>> START Extract
Chinese turn to local products could spell trouble for global firms
Chinese trendsetters are no longer exclusively interested in Western brands — and this isn’t just because the world’s second-largest economy is slowing down, industry insiders say. “Yes, the big brands offer good quality, but the prices are too high and the styles can be boring and old. I feel like we need fresh air, new blood,” said Coco Ma, a Shanghai-based designer and instructor at the Fashion Institute of Technology of Donghua University.
This is bad news for international companies that have relied on Chinese sales for rapid growth and profits in the wake of the global financial crisis. Adding to the woes, China’s economy grew 7.3 per cent in 2014, the weakest annual expansion in 24 years.
Eighty-three per cent of international luxury brands have closed some of their retail outlets in China this year, and this rate of closures is expected to continue, according to a Fortune Character Institute report released in November. Domestic consumption of luxury goods in 2014 declined for the first time in years.
“It’s partly because things like property are getting so expensive in China and people have less disposable income. The middle class is also becoming more individualistic in their tastes rather than just wanting to show off,” said Yvonne Ma, a Mandarin Chinese teacher in Beijing.
>> END Extract
> [Stated problem a]: Format the listing as a JSON array of strings, one string per line and no blank lines. Start at the first line of the listing and end with the line that contains "power-cell <box>264 202 268 207</box>", including both.
The listing that follows has no connection to the article on Chinese consumers.
>> START Data section
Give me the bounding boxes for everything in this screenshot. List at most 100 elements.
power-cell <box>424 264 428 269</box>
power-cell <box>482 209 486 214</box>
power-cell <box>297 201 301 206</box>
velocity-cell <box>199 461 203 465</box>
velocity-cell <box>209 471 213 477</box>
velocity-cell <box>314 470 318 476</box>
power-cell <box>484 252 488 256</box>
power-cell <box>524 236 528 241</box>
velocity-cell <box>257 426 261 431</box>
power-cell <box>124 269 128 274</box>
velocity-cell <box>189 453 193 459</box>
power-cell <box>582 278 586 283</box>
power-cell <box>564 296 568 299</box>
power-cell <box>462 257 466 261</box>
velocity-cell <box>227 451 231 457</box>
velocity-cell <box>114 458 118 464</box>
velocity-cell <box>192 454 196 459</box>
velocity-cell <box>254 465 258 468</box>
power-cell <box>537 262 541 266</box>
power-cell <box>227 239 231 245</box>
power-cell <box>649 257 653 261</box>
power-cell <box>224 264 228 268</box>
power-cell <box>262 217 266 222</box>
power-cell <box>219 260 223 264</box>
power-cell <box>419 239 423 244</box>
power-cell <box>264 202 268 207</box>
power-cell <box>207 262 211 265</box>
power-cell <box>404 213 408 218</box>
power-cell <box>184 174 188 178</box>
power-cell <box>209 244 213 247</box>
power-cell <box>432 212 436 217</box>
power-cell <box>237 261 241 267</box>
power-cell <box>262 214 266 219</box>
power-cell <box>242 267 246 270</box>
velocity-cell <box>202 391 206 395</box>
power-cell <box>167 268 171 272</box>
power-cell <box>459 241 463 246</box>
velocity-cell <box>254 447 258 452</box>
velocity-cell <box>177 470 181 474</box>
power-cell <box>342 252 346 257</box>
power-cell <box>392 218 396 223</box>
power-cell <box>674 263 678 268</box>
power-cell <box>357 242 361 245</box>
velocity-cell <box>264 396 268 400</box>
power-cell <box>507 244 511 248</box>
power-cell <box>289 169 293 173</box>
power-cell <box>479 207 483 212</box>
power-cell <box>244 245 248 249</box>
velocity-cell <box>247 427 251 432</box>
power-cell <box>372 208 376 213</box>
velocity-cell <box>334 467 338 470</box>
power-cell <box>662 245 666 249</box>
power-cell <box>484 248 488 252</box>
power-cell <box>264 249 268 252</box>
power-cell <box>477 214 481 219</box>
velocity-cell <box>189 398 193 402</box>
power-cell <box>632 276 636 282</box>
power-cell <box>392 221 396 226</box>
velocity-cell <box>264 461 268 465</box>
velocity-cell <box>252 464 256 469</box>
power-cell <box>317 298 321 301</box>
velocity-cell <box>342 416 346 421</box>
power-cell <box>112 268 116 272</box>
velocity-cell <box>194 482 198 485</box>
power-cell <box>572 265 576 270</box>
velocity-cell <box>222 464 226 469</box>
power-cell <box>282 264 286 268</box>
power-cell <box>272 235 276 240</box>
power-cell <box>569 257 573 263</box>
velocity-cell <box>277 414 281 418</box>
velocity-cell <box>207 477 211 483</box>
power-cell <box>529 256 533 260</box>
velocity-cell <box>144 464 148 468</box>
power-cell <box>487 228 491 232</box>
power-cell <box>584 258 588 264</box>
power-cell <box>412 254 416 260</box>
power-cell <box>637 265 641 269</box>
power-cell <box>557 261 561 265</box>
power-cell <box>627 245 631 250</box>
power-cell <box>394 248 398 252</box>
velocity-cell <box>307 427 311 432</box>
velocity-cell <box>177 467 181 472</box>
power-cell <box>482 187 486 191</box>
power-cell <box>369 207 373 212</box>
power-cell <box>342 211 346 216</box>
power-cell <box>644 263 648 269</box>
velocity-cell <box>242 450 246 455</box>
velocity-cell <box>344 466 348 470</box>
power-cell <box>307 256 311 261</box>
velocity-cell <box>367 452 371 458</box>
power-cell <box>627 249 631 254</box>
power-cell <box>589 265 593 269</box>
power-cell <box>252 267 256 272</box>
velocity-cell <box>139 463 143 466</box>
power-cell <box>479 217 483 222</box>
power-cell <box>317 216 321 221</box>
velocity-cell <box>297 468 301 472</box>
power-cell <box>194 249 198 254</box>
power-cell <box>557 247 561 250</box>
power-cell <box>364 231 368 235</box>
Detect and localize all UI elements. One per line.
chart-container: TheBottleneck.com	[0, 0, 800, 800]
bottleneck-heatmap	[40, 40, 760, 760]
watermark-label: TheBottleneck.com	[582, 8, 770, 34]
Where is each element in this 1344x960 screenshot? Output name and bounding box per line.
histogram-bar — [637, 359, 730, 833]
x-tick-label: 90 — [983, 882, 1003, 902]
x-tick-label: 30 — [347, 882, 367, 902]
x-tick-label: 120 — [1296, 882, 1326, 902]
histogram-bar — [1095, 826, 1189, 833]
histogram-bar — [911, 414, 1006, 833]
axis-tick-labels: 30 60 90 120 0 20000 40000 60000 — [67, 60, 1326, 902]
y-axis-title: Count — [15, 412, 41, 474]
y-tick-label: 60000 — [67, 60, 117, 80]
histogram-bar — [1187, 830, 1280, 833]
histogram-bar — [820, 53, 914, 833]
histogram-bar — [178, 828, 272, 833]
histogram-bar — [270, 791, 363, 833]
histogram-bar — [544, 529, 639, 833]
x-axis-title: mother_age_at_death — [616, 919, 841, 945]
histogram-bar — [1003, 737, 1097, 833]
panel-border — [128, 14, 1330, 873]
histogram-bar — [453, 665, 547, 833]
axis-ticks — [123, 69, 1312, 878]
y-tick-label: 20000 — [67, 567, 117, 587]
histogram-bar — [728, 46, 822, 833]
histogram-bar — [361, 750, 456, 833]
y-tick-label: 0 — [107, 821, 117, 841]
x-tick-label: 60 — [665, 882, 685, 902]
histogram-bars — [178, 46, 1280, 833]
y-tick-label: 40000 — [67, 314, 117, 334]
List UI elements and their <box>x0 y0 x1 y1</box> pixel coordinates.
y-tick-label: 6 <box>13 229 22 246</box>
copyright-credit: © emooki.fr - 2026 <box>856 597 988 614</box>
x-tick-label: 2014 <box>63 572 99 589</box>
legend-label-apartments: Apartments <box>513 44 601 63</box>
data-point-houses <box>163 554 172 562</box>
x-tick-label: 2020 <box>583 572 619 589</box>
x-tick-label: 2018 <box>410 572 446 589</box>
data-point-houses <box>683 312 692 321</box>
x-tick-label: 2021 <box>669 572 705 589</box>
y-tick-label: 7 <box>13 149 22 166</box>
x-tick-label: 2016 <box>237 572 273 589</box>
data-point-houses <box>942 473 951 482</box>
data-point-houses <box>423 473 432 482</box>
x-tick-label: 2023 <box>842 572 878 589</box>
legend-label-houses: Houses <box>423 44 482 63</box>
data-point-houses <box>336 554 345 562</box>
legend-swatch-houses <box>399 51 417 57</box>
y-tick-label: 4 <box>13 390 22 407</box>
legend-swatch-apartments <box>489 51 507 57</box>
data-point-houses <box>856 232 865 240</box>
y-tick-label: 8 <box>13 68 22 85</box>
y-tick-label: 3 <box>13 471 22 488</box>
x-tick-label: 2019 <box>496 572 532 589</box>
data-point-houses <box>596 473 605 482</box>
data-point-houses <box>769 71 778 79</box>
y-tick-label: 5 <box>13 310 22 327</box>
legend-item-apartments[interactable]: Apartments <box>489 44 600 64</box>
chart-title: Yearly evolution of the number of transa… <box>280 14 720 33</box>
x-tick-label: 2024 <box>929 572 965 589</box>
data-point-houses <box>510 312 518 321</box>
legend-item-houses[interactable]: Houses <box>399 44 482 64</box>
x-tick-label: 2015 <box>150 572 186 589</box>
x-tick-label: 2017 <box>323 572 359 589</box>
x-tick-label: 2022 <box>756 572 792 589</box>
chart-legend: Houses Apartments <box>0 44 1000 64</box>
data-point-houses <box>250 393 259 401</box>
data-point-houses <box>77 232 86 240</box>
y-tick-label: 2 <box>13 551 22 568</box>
>> END Data section
> [Stated problem b]: Resume the article on Chinese consumers turning to local products, beginning right after its final sentence.

> [Result a]:
[
  "Give me the bounding boxes for everything in this screenshot. List at most 100 elements.",
  "power-cell <box>424 264 428 269</box>",
  "power-cell <box>482 209 486 214</box>",
  "power-cell <box>297 201 301 206</box>",
  "velocity-cell <box>199 461 203 465</box>",
  "velocity-cell <box>209 471 213 477</box>",
  "velocity-cell <box>314 470 318 476</box>",
  "power-cell <box>484 252 488 256</box>",
  "power-cell <box>524 236 528 241</box>",
  "velocity-cell <box>257 426 261 431</box>",
  "power-cell <box>124 269 128 274</box>",
  "velocity-cell <box>189 453 193 459</box>",
  "power-cell <box>582 278 586 283</box>",
  "power-cell <box>564 296 568 299</box>",
  "power-cell <box>462 257 466 261</box>",
  "velocity-cell <box>227 451 231 457</box>",
  "velocity-cell <box>114 458 118 464</box>",
  "velocity-cell <box>192 454 196 459</box>",
  "velocity-cell <box>254 465 258 468</box>",
  "power-cell <box>537 262 541 266</box>",
  "power-cell <box>227 239 231 245</box>",
  "power-cell <box>649 257 653 261</box>",
  "power-cell <box>224 264 228 268</box>",
  "power-cell <box>262 217 266 222</box>",
  "power-cell <box>219 260 223 264</box>",
  "power-cell <box>419 239 423 244</box>",
  "power-cell <box>264 202 268 207</box>"
]

> [Result b]:
In Shanghai, many shoppers can be seen browsing in small boutiques selling clothing, bags and jewellery from local designers. HuaihaiRoad, which is dominated by international luxury labels, seems emptier in comparison.
Many others didn’t even bother going outside, since online shopping has become the preferred way to shop for millions of Chinese. “China-made products used to lag behind Western designs in terms of quality, workmanship and design, but now the gap is closing and I find Chinese designers’ tastes tend to be more similar to mine,” said Shanghai shopper Karen Li, who said she buys most of her clothes online.
China’s online sales account for about 10 per cent of the country’s total retail turnover. Chinese consumers also tend to buy more and a much wider variety of goods online than Western consumers.
Internet giant Alibaba broke its own sales record to make $14.3 billion in sales during China’s Singles Day, a 24-hour onlineshopping holiday in November, with more than 70 per cent of those sales come from its mobile sites. Meanwhile, the apparent wane in Chinese consumers’ interest in Western brands is not only limited to clothes and accessories. Sales of goods such as foreign cars are taking a hit as well.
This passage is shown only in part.